Recorded data =

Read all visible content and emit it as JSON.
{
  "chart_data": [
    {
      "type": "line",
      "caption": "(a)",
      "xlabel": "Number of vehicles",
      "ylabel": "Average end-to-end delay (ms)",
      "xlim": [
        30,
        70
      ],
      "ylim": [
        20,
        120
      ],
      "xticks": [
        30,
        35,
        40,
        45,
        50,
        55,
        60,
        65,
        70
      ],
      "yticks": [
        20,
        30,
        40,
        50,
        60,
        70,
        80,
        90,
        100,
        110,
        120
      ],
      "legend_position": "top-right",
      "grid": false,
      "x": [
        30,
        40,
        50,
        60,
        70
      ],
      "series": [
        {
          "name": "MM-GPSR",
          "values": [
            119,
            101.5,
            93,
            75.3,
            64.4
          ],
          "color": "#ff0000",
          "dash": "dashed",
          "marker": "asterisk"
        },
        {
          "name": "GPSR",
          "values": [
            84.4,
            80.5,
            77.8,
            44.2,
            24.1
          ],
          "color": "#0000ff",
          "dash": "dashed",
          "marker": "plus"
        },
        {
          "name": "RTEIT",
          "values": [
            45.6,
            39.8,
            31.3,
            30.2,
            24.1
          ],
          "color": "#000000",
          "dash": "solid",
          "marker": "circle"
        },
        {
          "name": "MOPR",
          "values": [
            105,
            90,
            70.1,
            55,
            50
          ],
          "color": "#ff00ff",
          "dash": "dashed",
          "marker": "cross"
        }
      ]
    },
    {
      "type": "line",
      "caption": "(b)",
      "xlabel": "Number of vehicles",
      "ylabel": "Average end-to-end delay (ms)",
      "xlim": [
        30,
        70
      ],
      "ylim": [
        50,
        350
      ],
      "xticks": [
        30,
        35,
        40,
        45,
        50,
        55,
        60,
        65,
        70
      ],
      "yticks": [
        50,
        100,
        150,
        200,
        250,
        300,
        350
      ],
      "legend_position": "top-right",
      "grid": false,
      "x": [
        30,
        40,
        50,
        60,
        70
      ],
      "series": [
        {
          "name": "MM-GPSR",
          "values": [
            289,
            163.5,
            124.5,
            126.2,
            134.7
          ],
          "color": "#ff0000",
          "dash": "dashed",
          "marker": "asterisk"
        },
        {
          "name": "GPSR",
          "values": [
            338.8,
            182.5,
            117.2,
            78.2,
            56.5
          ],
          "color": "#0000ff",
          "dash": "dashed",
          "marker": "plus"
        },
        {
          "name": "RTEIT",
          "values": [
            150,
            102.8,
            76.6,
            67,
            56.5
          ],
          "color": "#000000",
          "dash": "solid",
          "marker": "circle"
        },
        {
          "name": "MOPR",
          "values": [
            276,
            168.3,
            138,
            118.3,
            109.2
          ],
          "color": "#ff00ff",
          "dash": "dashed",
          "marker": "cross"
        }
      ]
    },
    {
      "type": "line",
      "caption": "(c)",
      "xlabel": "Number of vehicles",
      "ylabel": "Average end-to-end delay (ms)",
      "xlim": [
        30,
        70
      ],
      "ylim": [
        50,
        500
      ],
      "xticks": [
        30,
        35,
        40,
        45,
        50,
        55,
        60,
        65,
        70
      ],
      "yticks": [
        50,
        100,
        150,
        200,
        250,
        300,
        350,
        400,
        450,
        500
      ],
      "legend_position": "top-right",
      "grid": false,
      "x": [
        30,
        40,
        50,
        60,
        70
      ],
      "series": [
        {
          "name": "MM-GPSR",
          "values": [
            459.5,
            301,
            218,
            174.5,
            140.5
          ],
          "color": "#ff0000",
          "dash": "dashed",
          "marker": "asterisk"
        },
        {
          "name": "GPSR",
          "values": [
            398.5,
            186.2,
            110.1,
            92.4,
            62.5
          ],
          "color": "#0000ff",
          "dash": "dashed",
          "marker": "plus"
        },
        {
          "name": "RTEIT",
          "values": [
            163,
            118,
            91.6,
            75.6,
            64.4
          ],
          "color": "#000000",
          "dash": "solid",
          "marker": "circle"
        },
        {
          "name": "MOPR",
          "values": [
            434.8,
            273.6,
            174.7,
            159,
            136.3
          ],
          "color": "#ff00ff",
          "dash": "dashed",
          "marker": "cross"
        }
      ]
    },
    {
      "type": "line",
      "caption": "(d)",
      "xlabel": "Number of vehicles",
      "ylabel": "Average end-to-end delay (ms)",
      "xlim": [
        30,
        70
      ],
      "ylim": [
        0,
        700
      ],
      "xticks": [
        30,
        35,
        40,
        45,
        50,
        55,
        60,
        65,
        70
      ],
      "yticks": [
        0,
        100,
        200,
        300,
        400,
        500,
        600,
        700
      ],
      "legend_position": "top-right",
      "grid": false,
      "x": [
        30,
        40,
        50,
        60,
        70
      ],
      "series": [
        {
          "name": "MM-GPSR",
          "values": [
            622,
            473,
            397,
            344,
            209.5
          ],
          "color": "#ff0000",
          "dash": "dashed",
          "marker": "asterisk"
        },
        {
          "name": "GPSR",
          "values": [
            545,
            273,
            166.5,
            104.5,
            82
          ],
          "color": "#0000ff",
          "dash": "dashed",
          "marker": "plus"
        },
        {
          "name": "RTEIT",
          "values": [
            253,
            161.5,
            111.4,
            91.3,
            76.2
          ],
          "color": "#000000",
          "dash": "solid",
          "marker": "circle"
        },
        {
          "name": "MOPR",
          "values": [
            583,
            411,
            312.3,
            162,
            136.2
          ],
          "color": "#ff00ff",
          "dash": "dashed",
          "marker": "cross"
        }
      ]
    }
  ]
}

Task =
Using the data above, return each line exactly as written.

The solution =
Read all visible content and emit it as JSON.
{
  "chart_data": [
    {
      "type": "line",
      "caption": "(a)",
      "xlabel": "Number of vehicles",
      "ylabel": "Average end-to-end delay (ms)",
      "xlim": [
        30,
        70
      ],
      "ylim": [
        20,
        120
      ],
      "xticks": [
        30,
        35,
        40,
        45,
        50,
        55,
        60,
        65,
        70
      ],
      "yticks": [
        20,
        30,
        40,
        50,
        60,
        70,
        80,
        90,
        100,
        110,
        120
      ],
      "legend_position": "top-right",
      "grid": false,
      "x": [
        30,
        40,
        50,
        60,
        70
      ],
      "series": [
        {
          "name": "MM-GPSR",
          "values": [
            119,
            101.5,
            93,
            75.3,
            64.4
          ],
          "color": "#ff0000",
          "dash": "dashed",
          "marker": "asterisk"
        },
        {
          "name": "GPSR",
          "values": [
            84.4,
            80.5,
            77.8,
            44.2,
            24.1
          ],
          "color": "#0000ff",
          "dash": "dashed",
          "marker": "plus"
        },
        {
          "name": "RTEIT",
          "values": [
            45.6,
            39.8,
            31.3,
            30.2,
            24.1
          ],
          "color": "#000000",
          "dash": "solid",
          "marker": "circle"
        },
        {
          "name": "MOPR",
          "values": [
            105,
            90,
            70.1,
            55,
            50
          ],
          "color": "#ff00ff",
          "dash": "dashed",
          "marker": "cross"
        }
      ]
    },
    {
      "type": "line",
      "caption": "(b)",
      "xlabel": "Number of vehicles",
      "ylabel": "Average end-to-end delay (ms)",
      "xlim": [
        30,
        70
      ],
      "ylim": [
        50,
        350
      ],
      "xticks": [
        30,
        35,
        40,
        45,
        50,
        55,
        60,
        65,
        70
      ],
      "yticks": [
        50,
        100,
        150,
        200,
        250,
        300,
        350
      ],
      "legend_position": "top-right",
      "grid": false,
      "x": [
        30,
        40,
        50,
        60,
        70
      ],
      "series": [
        {
          "name": "MM-GPSR",
          "values": [
            289,
            163.5,
            124.5,
            126.2,
            134.7
          ],
          "color": "#ff0000",
          "dash": "dashed",
          "marker": "asterisk"
        },
        {
          "name": "GPSR",
          "values": [
            338.8,
            182.5,
            117.2,
            78.2,
            56.5
          ],
          "color": "#0000ff",
          "dash": "dashed",
          "marker": "plus"
        },
        {
          "name": "RTEIT",
          "values": [
            150,
            102.8,
            76.6,
            67,
            56.5
          ],
          "color": "#000000",
          "dash": "solid",
          "marker": "circle"
        },
        {
          "name": "MOPR",
          "values": [
            276,
            168.3,
            138,
            118.3,
            109.2
          ],
          "color": "#ff00ff",
          "dash": "dashed",
          "marker": "cross"
        }
      ]
    },
    {
      "type": "line",
      "caption": "(c)",
      "xlabel": "Number of vehicles",
      "ylabel": "Average end-to-end delay (ms)",
      "xlim": [
        30,
        70
      ],
      "ylim": [
        50,
        500
      ],
      "xticks": [
        30,
        35,
        40,
        45,
        50,
        55,
        60,
        65,
        70
      ],
      "yticks": [
        50,
        100,
        150,
        200,
        250,
        300,
        350,
        400,
        450,
        500
      ],
      "legend_position": "top-right",
      "grid": false,
      "x": [
        30,
        40,
        50,
        60,
        70
      ],
      "series": [
        {
          "name": "MM-GPSR",
          "values": [
            459.5,
            301,
            218,
            174.5,
            140.5
          ],
          "color": "#ff0000",
          "dash": "dashed",
          "marker": "asterisk"
        },
        {
          "name": "GPSR",
          "values": [
            398.5,
            186.2,
            110.1,
            92.4,
            62.5
          ],
          "color": "#0000ff",
          "dash": "dashed",
          "marker": "plus"
        },
        {
          "name": "RTEIT",
          "values": [
            163,
            118,
            91.6,
            75.6,
            64.4
          ],
          "color": "#000000",
          "dash": "solid",
          "marker": "circle"
        },
        {
          "name": "MOPR",
          "values": [
            434.8,
            273.6,
            174.7,
            159,
            136.3
          ],
          "color": "#ff00ff",
          "dash": "dashed",
          "marker": "cross"
        }
      ]
    },
    {
      "type": "line",
      "caption": "(d)",
      "xlabel": "Number of vehicles",
      "ylabel": "Average end-to-end delay (ms)",
      "xlim": [
        30,
        70
      ],
      "ylim": [
        0,
        700
      ],
      "xticks": [
        30,
        35,
        40,
        45,
        50,
        55,
        60,
        65,
        70
      ],
      "yticks": [
        0,
        100,
        200,
        300,
        400,
        500,
        600,
        700
      ],
      "legend_position": "top-right",
      "grid": false,
      "x": [
        30,
        40,
        50,
        60,
        70
      ],
      "series": [
        {
          "name": "MM-GPSR",
          "values": [
            622,
            473,
            397,
            344,
            209.5
          ],
          "color": "#ff0000",
          "dash": "dashed",
          "marker": "asterisk"
        },
        {
          "name": "GPSR",
          "values": [
            545,
            273,
            166.5,
            104.5,
            82
          ],
          "color": "#0000ff",
          "dash": "dashed",
          "marker": "plus"
        },
        {
          "name": "RTEIT",
          "values": [
            253,
            161.5,
            111.4,
            91.3,
            76.2
          ],
          "color": "#000000",
          "dash": "solid",
          "marker": "circle"
        },
        {
          "name": "MOPR",
          "values": [
            583,
            411,
            312.3,
            162,
            136.2
          ],
          "color": "#ff00ff",
          "dash": "dashed",
          "marker": "cross"
        }
      ]
    }
  ]
}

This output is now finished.